Start TASK INPUTS

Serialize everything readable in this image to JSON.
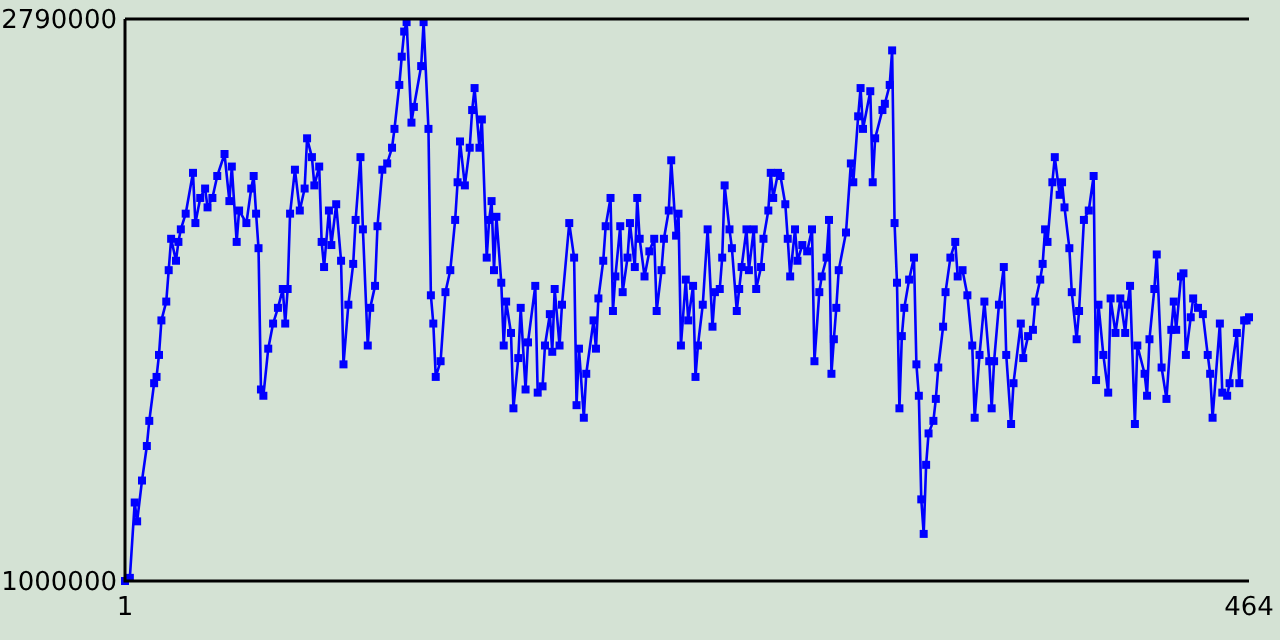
{
  "chart_data": {
    "type": "line",
    "marker": "square",
    "line_style": "solid",
    "xlim": [
      1,
      464
    ],
    "ylim": [
      1000000,
      2790000
    ],
    "xticks": [
      1,
      464
    ],
    "yticks": [
      1000000,
      2790000
    ],
    "x": [
      1,
      3,
      5,
      6,
      8,
      10,
      11,
      13,
      14,
      15,
      16,
      18,
      19,
      20,
      22,
      23,
      24,
      26,
      29,
      30,
      32,
      34,
      35,
      37,
      39,
      42,
      44,
      45,
      47,
      48,
      51,
      53,
      54,
      55,
      56,
      57,
      58,
      60,
      62,
      64,
      66,
      67,
      68,
      69,
      71,
      73,
      75,
      76,
      78,
      79,
      81,
      82,
      83,
      85,
      86,
      88,
      90,
      91,
      93,
      95,
      96,
      98,
      99,
      101,
      102,
      104,
      105,
      107,
      109,
      111,
      112,
      114,
      115,
      116,
      117,
      119,
      120,
      123,
      124,
      126,
      127,
      128,
      129,
      131,
      133,
      135,
      137,
      138,
      139,
      141,
      143,
      144,
      145,
      147,
      148,
      150,
      151,
      152,
      153,
      154,
      156,
      157,
      158,
      160,
      161,
      163,
      164,
      166,
      167,
      170,
      171,
      173,
      174,
      176,
      177,
      178,
      180,
      181,
      184,
      186,
      187,
      188,
      190,
      191,
      194,
      195,
      196,
      198,
      199,
      201,
      202,
      203,
      205,
      206,
      208,
      209,
      211,
      212,
      213,
      215,
      217,
      219,
      220,
      222,
      223,
      225,
      226,
      228,
      229,
      230,
      232,
      233,
      235,
      236,
      237,
      239,
      241,
      243,
      244,
      246,
      247,
      248,
      250,
      251,
      253,
      254,
      255,
      257,
      258,
      260,
      261,
      263,
      264,
      266,
      267,
      268,
      270,
      271,
      273,
      274,
      275,
      277,
      278,
      280,
      282,
      284,
      285,
      287,
      288,
      290,
      291,
      292,
      293,
      294,
      295,
      298,
      300,
      301,
      303,
      304,
      305,
      308,
      309,
      310,
      313,
      314,
      316,
      317,
      318,
      319,
      320,
      321,
      322,
      324,
      326,
      327,
      328,
      329,
      330,
      331,
      332,
      334,
      335,
      336,
      338,
      339,
      341,
      343,
      344,
      346,
      348,
      350,
      351,
      353,
      355,
      357,
      358,
      359,
      361,
      363,
      364,
      366,
      367,
      370,
      371,
      373,
      375,
      376,
      378,
      379,
      380,
      381,
      383,
      384,
      386,
      387,
      388,
      390,
      391,
      393,
      394,
      396,
      398,
      400,
      401,
      402,
      404,
      406,
      407,
      409,
      411,
      413,
      414,
      415,
      417,
      418,
      421,
      422,
      423,
      425,
      426,
      428,
      430,
      432,
      433,
      434,
      436,
      437,
      438,
      440,
      441,
      443,
      445,
      447,
      448,
      449,
      452,
      453,
      455,
      456,
      459,
      460,
      462,
      463,
      464
    ],
    "series": [
      {
        "color": "#0000ff",
        "values": [
          1000000,
          1010000,
          1250000,
          1190000,
          1320000,
          1430000,
          1510000,
          1630000,
          1650000,
          1720000,
          1830000,
          1890000,
          1990000,
          2090000,
          2020000,
          2080000,
          2120000,
          2170000,
          2300000,
          2140000,
          2220000,
          2250000,
          2190000,
          2220000,
          2290000,
          2360000,
          2210000,
          2320000,
          2080000,
          2180000,
          2140000,
          2250000,
          2290000,
          2170000,
          2060000,
          1610000,
          1590000,
          1740000,
          1820000,
          1870000,
          1930000,
          1820000,
          1930000,
          2170000,
          2310000,
          2180000,
          2250000,
          2410000,
          2350000,
          2260000,
          2320000,
          2080000,
          2000000,
          2180000,
          2070000,
          2200000,
          2020000,
          1690000,
          1880000,
          2010000,
          2150000,
          2350000,
          2120000,
          1750000,
          1870000,
          1940000,
          2130000,
          2310000,
          2330000,
          2380000,
          2440000,
          2580000,
          2670000,
          2750000,
          2780000,
          2460000,
          2510000,
          2640000,
          2780000,
          2440000,
          1910000,
          1820000,
          1650000,
          1700000,
          1920000,
          1990000,
          2150000,
          2270000,
          2400000,
          2260000,
          2380000,
          2500000,
          2570000,
          2380000,
          2470000,
          2030000,
          2150000,
          2210000,
          1990000,
          2160000,
          1950000,
          1750000,
          1890000,
          1790000,
          1550000,
          1710000,
          1870000,
          1610000,
          1760000,
          1940000,
          1600000,
          1620000,
          1750000,
          1850000,
          1730000,
          1930000,
          1750000,
          1880000,
          2140000,
          2030000,
          1560000,
          1740000,
          1520000,
          1660000,
          1830000,
          1740000,
          1900000,
          2020000,
          2130000,
          2220000,
          1860000,
          1970000,
          2130000,
          1920000,
          2030000,
          2140000,
          2000000,
          2220000,
          2090000,
          1970000,
          2050000,
          2090000,
          1860000,
          1990000,
          2090000,
          2180000,
          2340000,
          2100000,
          2170000,
          1750000,
          1960000,
          1830000,
          1940000,
          1650000,
          1750000,
          1880000,
          2120000,
          1810000,
          1920000,
          1930000,
          2030000,
          2260000,
          2120000,
          2060000,
          1860000,
          1930000,
          2000000,
          2120000,
          1990000,
          2120000,
          1930000,
          2000000,
          2090000,
          2180000,
          2300000,
          2220000,
          2300000,
          2290000,
          2200000,
          2090000,
          1970000,
          2120000,
          2020000,
          2070000,
          2050000,
          2120000,
          1700000,
          1920000,
          1970000,
          2030000,
          2150000,
          1660000,
          1770000,
          1870000,
          1990000,
          2110000,
          2330000,
          2270000,
          2480000,
          2570000,
          2440000,
          2560000,
          2270000,
          2410000,
          2500000,
          2520000,
          2580000,
          2690000,
          2140000,
          1950000,
          1550000,
          1780000,
          1870000,
          1960000,
          2030000,
          1690000,
          1590000,
          1260000,
          1150000,
          1370000,
          1470000,
          1510000,
          1580000,
          1680000,
          1810000,
          1920000,
          2030000,
          2080000,
          1970000,
          1990000,
          1910000,
          1750000,
          1520000,
          1720000,
          1890000,
          1700000,
          1550000,
          1700000,
          1880000,
          2000000,
          1720000,
          1500000,
          1630000,
          1820000,
          1710000,
          1780000,
          1800000,
          1890000,
          1960000,
          2010000,
          2120000,
          2080000,
          2270000,
          2350000,
          2230000,
          2270000,
          2190000,
          2060000,
          1920000,
          1770000,
          1860000,
          2150000,
          2180000,
          2290000,
          1640000,
          1880000,
          1720000,
          1600000,
          1900000,
          1790000,
          1900000,
          1790000,
          1880000,
          1940000,
          1500000,
          1750000,
          1660000,
          1590000,
          1770000,
          1930000,
          2040000,
          1680000,
          1580000,
          1800000,
          1890000,
          1800000,
          1970000,
          1980000,
          1720000,
          1840000,
          1900000,
          1870000,
          1850000,
          1720000,
          1660000,
          1520000,
          1820000,
          1600000,
          1590000,
          1630000,
          1790000,
          1630000,
          1830000,
          1830000,
          1840000
        ]
      }
    ]
  }
}
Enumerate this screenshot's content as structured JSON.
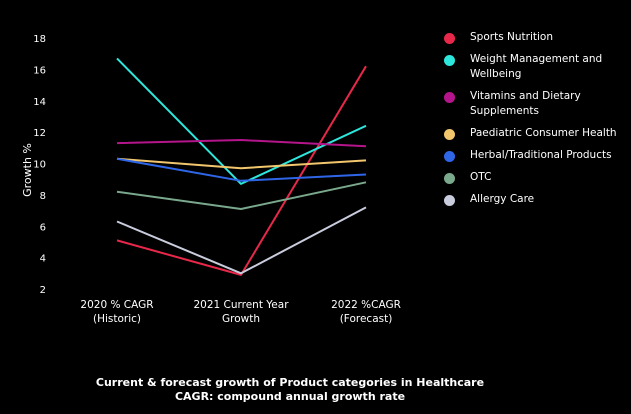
{
  "chart_data": {
    "type": "line",
    "categories": [
      "2020 % CAGR\n(Historic)",
      "2021 Current Year\nGrowth",
      "2022 %CAGR\n(Forecast)"
    ],
    "ylabel": "Growth %",
    "ylim": [
      2,
      18
    ],
    "yticks": [
      2,
      4,
      6,
      8,
      10,
      12,
      14,
      16,
      18
    ],
    "grid": false,
    "legend_position": "right",
    "series": [
      {
        "name": "Sports Nutrition",
        "color": "#e8284a",
        "values": [
          5.1,
          2.9,
          16.2
        ]
      },
      {
        "name": "Weight Management and Wellbeing",
        "color": "#2de6dc",
        "values": [
          16.7,
          8.7,
          12.4
        ]
      },
      {
        "name": "Vitamins and Dietary Supplements",
        "color": "#b5158b",
        "values": [
          11.3,
          11.5,
          11.1
        ]
      },
      {
        "name": "Paediatric Consumer Health",
        "color": "#f2c66d",
        "values": [
          10.3,
          9.7,
          10.2
        ]
      },
      {
        "name": "Herbal/Traditional Products",
        "color": "#2f66e8",
        "values": [
          10.3,
          8.9,
          9.3
        ]
      },
      {
        "name": "OTC",
        "color": "#7aa88c",
        "values": [
          8.2,
          7.1,
          8.8
        ]
      },
      {
        "name": "Allergy Care",
        "color": "#c9ccdc",
        "values": [
          6.3,
          3.0,
          7.2
        ]
      }
    ]
  },
  "caption": {
    "line1": "Current & forecast growth of Product categories in Healthcare",
    "line2": "CAGR: compound annual growth rate"
  }
}
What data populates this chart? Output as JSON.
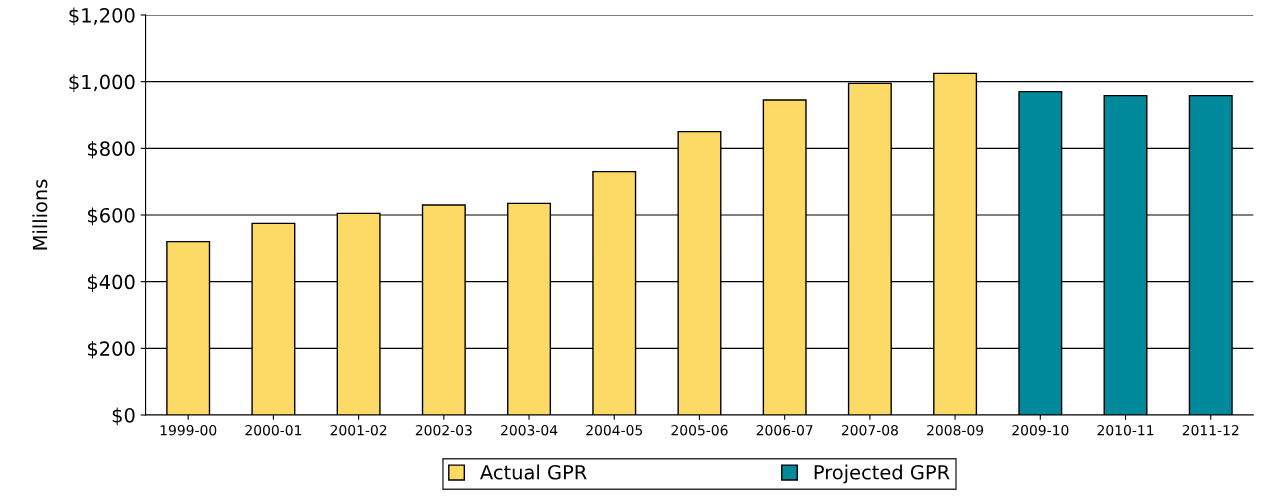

End TASK INPUTS

__WHAT YOU SHOULD DO__: How many lines in the listing above contain "this"? Answer with the number alone.

__EXERCISE OUTPUT__: 3